BEGIN Given text
Snipers and Fortune Tellers
I think it was Matt Cohler at Benchmark who said “our job is not to see the future, it’s to see the present very clearly.” I’ve never really identified with that perspective on venture, but I certainly see its merits and how one could build a very successful venture practice by internalizing and adhering to it. This morning I found myself wondering if the value of seeing the present clearly was as actionable in this moment as it has been historically. It feels like core to the premise of the above framework is an assumption that the near future looks more like the present than not, and that a company that is well positioned for the present will therefore thrive in the near future. Investing behind this clear view of the present presumes that one sees it before it is more broadly recognized, and eventually consensus catches up to reality.
So fast forward to today. It’s hard to see this present clearly. We’re dealing in very dynamic information and a state that feels more fluid than static. The present is always fluid, but I’d argue that it’s more fluid now. So many of the assumptions that shape behavior and people’s way of being on have been challenged…so many of the inputs to the systems that we’ve designed to organize/govern society and behavior have been upended. We are rewriting the way things are in a very compressed and abrupt way, and it’s happening with frequent real-time edits and little uniformity. There is definitely a true version of today’s present, but that version feels uniquely defined by motion.
END Given text
BEGIN Extracted records
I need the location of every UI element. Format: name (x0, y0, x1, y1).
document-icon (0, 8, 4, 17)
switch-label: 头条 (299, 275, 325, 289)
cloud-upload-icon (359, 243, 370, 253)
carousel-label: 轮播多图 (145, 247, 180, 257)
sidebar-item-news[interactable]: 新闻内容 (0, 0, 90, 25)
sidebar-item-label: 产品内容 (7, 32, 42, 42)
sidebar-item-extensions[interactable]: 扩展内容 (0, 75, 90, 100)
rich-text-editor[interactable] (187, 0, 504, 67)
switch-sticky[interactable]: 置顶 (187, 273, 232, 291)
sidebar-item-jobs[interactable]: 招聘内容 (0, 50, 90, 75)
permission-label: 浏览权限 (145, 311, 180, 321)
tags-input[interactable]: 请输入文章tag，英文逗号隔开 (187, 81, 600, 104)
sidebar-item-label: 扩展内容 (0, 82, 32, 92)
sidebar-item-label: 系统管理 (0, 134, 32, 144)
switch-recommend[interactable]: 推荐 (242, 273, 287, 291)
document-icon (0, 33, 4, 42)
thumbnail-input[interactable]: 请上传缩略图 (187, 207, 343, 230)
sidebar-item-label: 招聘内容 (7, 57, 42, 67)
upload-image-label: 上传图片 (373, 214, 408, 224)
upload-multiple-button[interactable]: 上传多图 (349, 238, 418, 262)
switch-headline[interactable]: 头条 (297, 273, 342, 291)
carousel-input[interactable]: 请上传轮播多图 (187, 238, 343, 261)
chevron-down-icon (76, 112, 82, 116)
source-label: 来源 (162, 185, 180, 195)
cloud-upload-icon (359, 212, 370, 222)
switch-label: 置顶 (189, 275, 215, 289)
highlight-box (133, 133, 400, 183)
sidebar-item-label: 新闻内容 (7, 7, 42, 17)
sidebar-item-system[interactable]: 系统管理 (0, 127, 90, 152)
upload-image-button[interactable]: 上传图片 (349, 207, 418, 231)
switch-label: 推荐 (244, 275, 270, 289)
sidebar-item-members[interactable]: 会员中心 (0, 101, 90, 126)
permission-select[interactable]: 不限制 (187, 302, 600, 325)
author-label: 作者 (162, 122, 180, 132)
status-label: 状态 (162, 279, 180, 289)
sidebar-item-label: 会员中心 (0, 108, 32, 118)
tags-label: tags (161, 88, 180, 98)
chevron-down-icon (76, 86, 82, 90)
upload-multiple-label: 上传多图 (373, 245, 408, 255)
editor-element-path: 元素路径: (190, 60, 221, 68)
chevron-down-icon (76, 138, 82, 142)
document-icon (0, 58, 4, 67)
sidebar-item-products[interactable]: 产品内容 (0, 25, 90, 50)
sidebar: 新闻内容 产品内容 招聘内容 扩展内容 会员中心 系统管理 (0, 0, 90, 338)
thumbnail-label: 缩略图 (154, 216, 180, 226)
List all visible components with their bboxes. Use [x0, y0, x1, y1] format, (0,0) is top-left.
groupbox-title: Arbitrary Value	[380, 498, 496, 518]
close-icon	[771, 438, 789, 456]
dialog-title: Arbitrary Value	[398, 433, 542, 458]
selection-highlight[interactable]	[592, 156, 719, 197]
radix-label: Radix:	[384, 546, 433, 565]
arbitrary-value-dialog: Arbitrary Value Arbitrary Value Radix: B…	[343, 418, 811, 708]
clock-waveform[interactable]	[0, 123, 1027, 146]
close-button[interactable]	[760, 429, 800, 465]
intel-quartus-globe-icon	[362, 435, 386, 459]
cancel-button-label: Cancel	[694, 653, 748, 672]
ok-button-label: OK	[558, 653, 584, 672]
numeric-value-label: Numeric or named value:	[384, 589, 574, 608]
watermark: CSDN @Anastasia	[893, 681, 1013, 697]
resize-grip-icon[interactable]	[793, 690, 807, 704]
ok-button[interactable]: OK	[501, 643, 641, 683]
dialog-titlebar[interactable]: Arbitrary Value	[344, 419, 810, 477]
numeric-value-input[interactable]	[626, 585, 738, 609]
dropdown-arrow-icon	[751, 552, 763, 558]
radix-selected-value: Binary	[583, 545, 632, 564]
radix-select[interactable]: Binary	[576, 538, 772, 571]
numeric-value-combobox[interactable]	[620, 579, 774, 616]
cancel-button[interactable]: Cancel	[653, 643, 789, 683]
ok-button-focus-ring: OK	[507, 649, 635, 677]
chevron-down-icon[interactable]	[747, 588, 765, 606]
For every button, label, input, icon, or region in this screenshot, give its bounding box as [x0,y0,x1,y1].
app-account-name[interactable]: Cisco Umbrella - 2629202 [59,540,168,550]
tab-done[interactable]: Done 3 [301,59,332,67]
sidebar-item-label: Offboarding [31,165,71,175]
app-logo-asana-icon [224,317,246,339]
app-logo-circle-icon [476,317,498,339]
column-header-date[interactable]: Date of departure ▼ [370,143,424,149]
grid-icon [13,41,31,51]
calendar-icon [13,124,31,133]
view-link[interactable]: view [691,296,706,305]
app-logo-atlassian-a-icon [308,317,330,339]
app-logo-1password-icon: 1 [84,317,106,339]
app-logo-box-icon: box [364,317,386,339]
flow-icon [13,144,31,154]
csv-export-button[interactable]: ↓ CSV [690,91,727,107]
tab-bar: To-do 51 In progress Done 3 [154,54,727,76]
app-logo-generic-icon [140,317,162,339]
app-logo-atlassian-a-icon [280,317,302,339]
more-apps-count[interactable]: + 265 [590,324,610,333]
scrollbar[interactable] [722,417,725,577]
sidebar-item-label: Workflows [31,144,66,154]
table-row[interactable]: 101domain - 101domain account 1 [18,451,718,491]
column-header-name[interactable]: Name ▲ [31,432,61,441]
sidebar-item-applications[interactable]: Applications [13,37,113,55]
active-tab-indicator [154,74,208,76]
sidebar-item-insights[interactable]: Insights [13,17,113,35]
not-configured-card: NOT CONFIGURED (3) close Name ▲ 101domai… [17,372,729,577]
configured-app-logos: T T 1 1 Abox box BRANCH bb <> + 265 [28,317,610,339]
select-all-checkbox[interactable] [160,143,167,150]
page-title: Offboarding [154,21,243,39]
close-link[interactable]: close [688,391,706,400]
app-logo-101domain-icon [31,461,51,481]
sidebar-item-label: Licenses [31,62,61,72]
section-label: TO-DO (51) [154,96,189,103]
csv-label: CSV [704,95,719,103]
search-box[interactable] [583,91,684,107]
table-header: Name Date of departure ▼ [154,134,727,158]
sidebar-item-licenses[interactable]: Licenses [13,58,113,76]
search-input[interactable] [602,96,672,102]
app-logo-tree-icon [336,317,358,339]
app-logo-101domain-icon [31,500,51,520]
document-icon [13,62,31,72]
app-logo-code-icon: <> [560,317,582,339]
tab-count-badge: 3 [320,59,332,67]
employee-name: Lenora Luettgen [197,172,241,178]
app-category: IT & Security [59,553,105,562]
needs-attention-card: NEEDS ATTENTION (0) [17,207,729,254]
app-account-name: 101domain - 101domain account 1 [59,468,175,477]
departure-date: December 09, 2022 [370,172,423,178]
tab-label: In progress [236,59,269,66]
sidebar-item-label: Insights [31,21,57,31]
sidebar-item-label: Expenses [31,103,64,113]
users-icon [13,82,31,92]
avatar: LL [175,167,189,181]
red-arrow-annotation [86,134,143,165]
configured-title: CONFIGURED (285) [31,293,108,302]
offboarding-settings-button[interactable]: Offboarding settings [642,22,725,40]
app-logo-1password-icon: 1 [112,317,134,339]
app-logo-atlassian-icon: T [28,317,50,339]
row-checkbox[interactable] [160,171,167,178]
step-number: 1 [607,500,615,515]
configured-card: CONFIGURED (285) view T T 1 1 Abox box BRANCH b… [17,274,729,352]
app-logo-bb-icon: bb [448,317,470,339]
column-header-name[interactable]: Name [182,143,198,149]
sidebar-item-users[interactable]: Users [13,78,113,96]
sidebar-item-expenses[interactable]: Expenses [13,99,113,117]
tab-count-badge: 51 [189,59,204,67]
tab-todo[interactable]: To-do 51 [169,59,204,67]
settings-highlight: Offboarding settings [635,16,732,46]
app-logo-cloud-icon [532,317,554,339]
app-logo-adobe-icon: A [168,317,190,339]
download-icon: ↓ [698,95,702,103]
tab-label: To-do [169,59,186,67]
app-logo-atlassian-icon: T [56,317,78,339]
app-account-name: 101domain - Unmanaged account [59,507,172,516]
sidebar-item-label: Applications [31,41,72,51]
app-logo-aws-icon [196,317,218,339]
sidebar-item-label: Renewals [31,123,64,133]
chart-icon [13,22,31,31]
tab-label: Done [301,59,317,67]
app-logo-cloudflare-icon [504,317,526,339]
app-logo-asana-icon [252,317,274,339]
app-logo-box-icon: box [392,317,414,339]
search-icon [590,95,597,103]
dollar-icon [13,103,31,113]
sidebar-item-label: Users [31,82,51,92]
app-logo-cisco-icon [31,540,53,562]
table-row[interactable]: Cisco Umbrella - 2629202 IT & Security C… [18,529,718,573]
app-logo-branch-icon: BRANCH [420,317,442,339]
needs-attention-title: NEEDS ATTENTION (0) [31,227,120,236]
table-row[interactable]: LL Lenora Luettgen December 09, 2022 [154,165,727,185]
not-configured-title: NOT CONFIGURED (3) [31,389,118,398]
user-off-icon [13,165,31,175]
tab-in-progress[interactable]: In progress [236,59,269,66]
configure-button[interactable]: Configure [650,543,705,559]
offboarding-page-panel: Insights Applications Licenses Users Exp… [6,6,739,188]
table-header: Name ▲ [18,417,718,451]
END Extracted records
## Prompt 1
Answer these about the essay on seeing the present clearly:
(a) Whom does the essay credit with the quote about seeing the present very clearly, and at which firm?
(b) When did the writer find themselves wondering whether seeing the present clearly was still as actionable?
(c) By what does the writer say the true version of today's present feels uniquely defined?
## Prompt 2
Please write out the part of the essay on seeing the present clearly that opens with the words containing "Snipers and Fortune" and closes with "up to reality.".
## Prompt 3
Pick up the essay on seeing the present clearly after its last sentence and continue it.

## Answer section 1
(a) Matt Cohler at Benchmark.
(b) This morning.
(c) By motion.

## Answer section 2
Snipers and Fortune Tellers
I think it was Matt Cohler at Benchmark who said “our job is not to see the future, it’s to see the present very clearly.” I’ve never really identified with that perspective on venture, but I certainly see its merits and how one could build a very successful venture practice by internalizing and adhering to it. This morning I found myself wondering if the value of seeing the present clearly was as actionable in this moment as it has been historically. It feels like core to the premise of the above framework is an assumption that the near future looks more like the present than not, and that a company that is well positioned for the present will therefore thrive in the near future. Investing behind this clear view of the present presumes that one sees it before it is more broadly recognized, and eventually consensus catches up to reality.

## Answer section 3
It’s harder to see something clearly when it’s moving, especially if it’s moving faster and more erratically than usual. Nonetheless, a sniper level of vision can catch a glimpse of that truth, and then the question is…what do you do with it? If your investment horizon is short like some hedge funds, you trade on it. But if you are investing on a venture time horizon (10+ years), that is less obvious. The near future may look much more different than the present than it typically would. The value of seeing the present today decays outside the seeming microbubble that is pandemic times…we can extrapolate out and bet on what persists and what doesn’t, but that feels like a practice in seeing the future, which breaks the initial framework.
I’m sure I have a more blunt and unnuanced understanding of this philosophy than its creator and disciples, but it is interesting to overlay the volume of financing activity in today’s venture market on top of this approach. Perhaps there’s a disconnect? Perhaps this environment favors the fortune tellers…
think this is a misinterpretation – i think cohler’s statement is about understanding first order effects very well as opposed to second order effects, which are much more random. sure, you can say that many things in the present will not exist in the future, but some things will survive to the future (insert bezos quote), and having understanding of those things is infinitely more important than following imaginary chains of events that may not happen (cohler’s quote, not my opinion). for instance tinder product understood dating v well, and that need has been around forever. obv some weird things happen when the co is b2b / risk is technical b/c then you are predicting / creating the future.